¿EXISTE UN
PENSAMIENTO HISPANOAMERICANO?
José Carlos
Mariátegui
Hace algunos meses, en un artículo sobre la idea de
un congreso de intelectuales iberoamericanos, formulé esta interrogación. La
idea del congreso ha hecho, en estos meses, mucho más camino. Aparece ahora
como una idea que, vaga pero simultáneamente, latía en varios núcleos
intelectuales de la América Indoibera, como una idea que germinaba al mismo
tiempo en diversos centros nerviosos del continente. Esquemática y embrionaria
todavía, empieza hoy a adquirir desarrollo y corporeidad.
En
Argentina, un grupo enérgico y volitivo se propone asumir la función de
animarla y realizarla. La labor de este grupo tiende a eslabonarse con la de
los demás grupos iberoamericanos afines. Circulan entre estos grupos algunos
cuestionarios que plantean o insinúan los temas que debe discutir el congreso.
El grupo argentino ha bosquejado el programa de una “unión latinoamericana”.
Existen, en suma, los elementos preparatorios de un debate, en el discurso del cual
se elaborarán y se precisarán los fines y las bases de este movimiento de
coordinación o de organización del pensamiento hispanoamericano como, un poco
abstractamente aún, suelen definirlo sus iniciadores.

[Parte de un archivo de datos]
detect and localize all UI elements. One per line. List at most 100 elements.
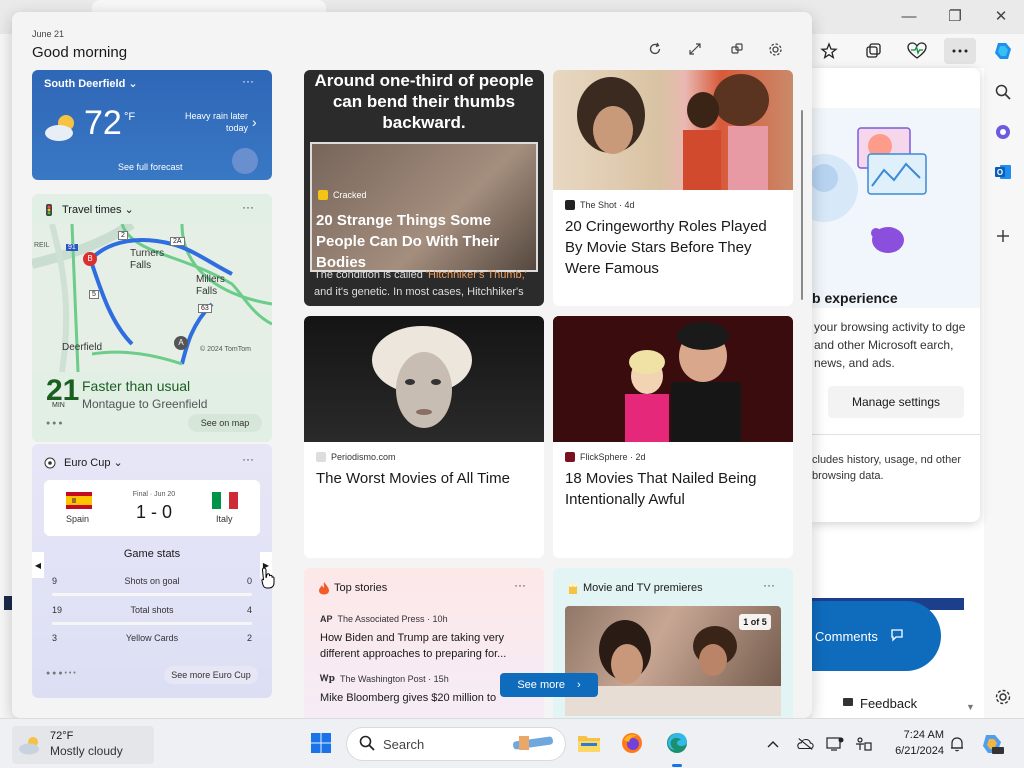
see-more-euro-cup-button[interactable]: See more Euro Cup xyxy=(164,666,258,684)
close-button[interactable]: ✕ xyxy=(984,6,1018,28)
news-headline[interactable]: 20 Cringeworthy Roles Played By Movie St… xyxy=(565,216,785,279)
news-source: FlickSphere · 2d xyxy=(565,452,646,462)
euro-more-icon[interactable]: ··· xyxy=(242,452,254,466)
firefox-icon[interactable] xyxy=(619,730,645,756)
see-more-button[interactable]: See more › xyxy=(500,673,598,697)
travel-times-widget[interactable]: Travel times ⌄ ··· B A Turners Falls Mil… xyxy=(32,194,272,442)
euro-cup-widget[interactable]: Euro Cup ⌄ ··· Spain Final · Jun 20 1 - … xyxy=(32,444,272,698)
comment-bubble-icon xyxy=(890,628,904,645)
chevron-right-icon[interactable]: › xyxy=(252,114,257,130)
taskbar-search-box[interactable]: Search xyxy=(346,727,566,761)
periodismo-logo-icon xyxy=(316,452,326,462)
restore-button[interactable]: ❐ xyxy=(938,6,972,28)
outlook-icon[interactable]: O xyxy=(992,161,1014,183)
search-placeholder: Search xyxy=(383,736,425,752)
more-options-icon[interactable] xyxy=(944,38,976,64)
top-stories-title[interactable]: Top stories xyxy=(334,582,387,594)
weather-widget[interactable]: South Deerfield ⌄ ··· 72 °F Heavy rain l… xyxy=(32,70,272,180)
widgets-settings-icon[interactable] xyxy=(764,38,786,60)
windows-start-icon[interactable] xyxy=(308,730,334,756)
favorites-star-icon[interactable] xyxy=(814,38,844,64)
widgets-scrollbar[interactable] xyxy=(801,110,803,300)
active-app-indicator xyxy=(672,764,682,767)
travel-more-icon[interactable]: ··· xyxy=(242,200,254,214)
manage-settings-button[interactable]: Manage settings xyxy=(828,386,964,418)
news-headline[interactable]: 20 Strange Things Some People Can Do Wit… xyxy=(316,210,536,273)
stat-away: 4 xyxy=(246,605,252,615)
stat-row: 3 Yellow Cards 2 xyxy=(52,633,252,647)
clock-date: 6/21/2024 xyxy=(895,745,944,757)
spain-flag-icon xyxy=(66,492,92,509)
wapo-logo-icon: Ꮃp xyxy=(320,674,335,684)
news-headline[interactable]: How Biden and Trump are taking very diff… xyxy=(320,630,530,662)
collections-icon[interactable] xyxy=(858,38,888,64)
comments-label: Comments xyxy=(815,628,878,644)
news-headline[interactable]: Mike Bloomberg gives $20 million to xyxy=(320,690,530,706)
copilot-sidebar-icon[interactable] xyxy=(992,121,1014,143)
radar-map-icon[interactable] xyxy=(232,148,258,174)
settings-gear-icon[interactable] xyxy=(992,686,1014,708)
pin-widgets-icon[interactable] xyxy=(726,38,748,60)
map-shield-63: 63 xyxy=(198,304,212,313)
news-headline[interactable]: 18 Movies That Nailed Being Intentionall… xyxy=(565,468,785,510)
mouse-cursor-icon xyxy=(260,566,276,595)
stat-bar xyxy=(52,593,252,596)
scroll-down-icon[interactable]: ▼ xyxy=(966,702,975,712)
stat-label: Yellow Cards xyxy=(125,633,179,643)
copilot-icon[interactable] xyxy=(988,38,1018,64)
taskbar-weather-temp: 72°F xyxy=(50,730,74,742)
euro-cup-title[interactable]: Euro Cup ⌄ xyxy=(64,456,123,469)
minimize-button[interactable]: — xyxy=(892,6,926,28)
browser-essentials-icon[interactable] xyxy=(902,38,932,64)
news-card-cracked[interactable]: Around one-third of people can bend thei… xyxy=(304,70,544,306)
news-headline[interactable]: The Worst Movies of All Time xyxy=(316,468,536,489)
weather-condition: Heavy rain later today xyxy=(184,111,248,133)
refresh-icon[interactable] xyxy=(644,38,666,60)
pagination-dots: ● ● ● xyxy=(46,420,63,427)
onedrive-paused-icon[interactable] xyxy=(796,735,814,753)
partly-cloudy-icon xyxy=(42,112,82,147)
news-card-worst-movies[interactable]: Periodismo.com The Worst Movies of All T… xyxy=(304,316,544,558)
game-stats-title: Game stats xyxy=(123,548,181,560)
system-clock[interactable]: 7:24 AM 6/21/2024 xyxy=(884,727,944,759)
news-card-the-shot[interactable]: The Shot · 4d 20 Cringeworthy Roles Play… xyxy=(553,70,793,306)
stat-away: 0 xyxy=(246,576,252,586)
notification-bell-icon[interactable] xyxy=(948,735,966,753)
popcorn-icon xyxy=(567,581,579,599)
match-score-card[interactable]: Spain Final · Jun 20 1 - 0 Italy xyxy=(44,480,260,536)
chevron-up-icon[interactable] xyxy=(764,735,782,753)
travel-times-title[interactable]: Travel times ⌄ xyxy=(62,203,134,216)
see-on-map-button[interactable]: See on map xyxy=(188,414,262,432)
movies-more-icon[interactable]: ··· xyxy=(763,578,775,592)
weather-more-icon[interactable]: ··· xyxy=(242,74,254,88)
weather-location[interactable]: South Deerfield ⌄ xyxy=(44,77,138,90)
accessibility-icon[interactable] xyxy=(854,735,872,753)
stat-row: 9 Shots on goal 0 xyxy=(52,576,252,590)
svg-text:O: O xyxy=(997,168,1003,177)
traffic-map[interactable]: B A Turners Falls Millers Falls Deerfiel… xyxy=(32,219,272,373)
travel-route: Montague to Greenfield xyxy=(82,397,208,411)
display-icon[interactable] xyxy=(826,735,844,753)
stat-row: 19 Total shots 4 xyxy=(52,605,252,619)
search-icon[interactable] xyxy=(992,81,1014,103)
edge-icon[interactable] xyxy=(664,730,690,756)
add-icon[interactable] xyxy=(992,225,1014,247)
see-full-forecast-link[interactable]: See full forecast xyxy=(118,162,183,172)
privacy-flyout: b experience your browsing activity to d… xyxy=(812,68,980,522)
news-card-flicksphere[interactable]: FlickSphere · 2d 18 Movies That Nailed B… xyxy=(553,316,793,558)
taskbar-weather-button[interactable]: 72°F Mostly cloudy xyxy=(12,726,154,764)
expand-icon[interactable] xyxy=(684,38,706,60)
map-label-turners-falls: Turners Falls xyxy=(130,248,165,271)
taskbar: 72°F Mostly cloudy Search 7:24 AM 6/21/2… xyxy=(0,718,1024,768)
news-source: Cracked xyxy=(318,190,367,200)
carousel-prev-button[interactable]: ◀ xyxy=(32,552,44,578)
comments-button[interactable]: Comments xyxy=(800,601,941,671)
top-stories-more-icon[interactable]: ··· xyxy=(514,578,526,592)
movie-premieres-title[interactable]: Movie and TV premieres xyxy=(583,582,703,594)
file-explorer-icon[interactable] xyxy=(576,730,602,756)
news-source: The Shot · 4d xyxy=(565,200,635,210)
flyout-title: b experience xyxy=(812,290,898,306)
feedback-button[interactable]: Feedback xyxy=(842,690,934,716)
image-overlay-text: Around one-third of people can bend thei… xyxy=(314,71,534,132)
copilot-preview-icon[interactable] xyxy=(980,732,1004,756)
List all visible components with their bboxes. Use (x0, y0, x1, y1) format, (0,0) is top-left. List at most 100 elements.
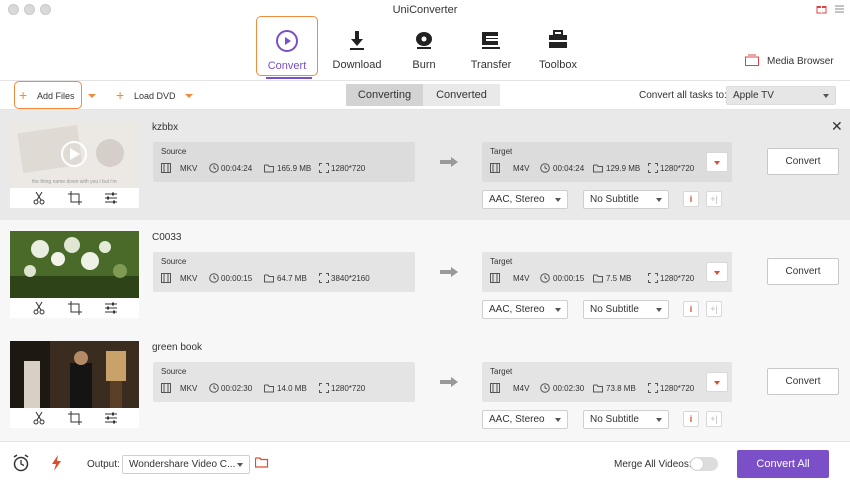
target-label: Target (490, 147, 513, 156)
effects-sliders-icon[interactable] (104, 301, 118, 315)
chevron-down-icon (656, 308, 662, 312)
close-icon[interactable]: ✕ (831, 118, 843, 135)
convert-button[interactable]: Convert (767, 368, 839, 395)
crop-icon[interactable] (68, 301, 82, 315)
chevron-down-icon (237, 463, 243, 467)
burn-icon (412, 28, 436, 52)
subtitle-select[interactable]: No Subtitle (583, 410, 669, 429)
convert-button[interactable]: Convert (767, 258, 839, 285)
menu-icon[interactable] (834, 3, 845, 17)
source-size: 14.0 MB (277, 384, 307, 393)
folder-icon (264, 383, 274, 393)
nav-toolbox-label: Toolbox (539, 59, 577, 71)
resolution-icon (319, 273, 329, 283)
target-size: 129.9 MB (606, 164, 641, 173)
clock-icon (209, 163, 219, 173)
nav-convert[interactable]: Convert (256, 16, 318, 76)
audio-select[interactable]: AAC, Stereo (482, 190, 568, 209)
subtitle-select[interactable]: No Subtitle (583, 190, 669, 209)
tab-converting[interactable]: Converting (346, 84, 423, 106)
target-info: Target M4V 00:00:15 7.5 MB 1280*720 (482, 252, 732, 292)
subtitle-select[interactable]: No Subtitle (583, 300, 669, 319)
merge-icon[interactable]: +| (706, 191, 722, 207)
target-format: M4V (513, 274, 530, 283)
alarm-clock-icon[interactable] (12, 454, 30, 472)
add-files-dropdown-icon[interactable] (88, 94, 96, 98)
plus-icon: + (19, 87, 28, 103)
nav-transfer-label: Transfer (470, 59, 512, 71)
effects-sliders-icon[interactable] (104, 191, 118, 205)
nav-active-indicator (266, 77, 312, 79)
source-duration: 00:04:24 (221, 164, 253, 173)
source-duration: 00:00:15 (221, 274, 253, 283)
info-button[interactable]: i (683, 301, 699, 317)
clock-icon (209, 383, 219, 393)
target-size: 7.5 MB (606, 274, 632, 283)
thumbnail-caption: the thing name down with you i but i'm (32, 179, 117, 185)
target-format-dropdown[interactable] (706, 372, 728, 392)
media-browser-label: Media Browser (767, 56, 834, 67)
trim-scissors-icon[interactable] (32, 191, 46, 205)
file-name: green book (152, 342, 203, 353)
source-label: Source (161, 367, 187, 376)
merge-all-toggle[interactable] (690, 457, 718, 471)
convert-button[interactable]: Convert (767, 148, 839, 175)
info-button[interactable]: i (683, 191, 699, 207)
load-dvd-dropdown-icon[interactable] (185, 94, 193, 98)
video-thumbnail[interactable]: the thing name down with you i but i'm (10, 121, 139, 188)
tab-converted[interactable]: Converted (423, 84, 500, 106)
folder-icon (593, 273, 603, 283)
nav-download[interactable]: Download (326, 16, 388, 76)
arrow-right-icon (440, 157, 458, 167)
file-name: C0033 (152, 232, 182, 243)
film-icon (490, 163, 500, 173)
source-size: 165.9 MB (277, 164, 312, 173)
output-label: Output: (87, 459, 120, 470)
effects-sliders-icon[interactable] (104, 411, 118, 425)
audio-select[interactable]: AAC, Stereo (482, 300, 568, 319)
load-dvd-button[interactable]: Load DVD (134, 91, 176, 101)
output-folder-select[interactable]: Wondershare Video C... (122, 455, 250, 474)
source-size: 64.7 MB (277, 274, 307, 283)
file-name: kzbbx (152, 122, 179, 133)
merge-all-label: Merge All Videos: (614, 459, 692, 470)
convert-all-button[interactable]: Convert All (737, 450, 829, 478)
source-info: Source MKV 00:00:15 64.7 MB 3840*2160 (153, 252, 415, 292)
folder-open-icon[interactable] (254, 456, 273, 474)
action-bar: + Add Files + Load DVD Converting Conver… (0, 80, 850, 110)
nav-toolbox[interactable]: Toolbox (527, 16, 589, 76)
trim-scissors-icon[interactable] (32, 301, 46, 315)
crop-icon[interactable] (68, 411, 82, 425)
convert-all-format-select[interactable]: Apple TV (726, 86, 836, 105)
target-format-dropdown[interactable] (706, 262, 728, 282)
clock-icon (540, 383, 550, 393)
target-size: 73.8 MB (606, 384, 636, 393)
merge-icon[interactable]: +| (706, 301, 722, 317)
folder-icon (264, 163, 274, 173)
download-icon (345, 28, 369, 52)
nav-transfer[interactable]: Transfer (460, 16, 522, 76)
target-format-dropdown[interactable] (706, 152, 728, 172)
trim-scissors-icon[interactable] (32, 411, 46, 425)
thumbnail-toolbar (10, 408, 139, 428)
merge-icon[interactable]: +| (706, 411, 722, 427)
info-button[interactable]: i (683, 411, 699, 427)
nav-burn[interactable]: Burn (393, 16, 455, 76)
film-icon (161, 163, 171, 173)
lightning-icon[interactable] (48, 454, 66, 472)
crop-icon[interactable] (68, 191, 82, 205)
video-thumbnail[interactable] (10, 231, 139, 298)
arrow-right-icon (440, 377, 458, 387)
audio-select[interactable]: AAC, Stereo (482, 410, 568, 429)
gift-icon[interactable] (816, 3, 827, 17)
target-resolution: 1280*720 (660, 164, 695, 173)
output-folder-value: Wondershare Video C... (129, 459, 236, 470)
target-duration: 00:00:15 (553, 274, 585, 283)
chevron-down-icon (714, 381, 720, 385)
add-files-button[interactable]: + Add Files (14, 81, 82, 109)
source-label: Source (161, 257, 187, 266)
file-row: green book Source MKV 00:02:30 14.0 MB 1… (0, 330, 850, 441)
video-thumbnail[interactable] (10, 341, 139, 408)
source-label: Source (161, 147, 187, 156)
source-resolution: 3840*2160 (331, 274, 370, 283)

**Tareas por realizar**
1. ¿Puedes extraer del texto sobre el pensamiento hispanoamericano el fragmento que va de "José Carlos" a "discutir el congreso.", sin alterar nada?
2. ¿Puedes copiar sin cambios, de entre las filas, solo las líneas que van desde la línea con "target-label: Target (490, 147, 513, 156)" hasta la línea con "folder-icon (264, 383, 274, 393)", ambas incluidas?

**Resultados finales**
1.
José Carlos
Mariátegui
Hace algunos meses, en un artículo sobre la idea de
un congreso de intelectuales iberoamericanos, formulé esta interrogación. La
idea del congreso ha hecho, en estos meses, mucho más camino. Aparece ahora
como una idea que, vaga pero simultáneamente, latía en varios núcleos
intelectuales de la América Indoibera, como una idea que germinaba al mismo
tiempo en diversos centros nerviosos del continente. Esquemática y embrionaria
todavía, empieza hoy a adquirir desarrollo y corporeidad.
En
Argentina, un grupo enérgico y volitivo se propone asumir la función de
animarla y realizarla. La labor de este grupo tiende a eslabonarse con la de
los demás grupos iberoamericanos afines. Circulan entre estos grupos algunos
cuestionarios que plantean o insinúan los temas que debe discutir el congreso.

2.
target-label: Target (490, 147, 513, 156)
effects-sliders-icon[interactable] (104, 301, 118, 315)
chevron-down-icon (656, 308, 662, 312)
close-icon[interactable]: ✕ (831, 118, 843, 135)
convert-button[interactable]: Convert (767, 368, 839, 395)
crop-icon[interactable] (68, 301, 82, 315)
chevron-down-icon (237, 463, 243, 467)
burn-icon (412, 28, 436, 52)
subtitle-select[interactable]: No Subtitle (583, 410, 669, 429)
convert-button[interactable]: Convert (767, 258, 839, 285)
menu-icon[interactable] (834, 3, 845, 17)
source-size: 14.0 MB (277, 384, 307, 393)
folder-icon (264, 383, 274, 393)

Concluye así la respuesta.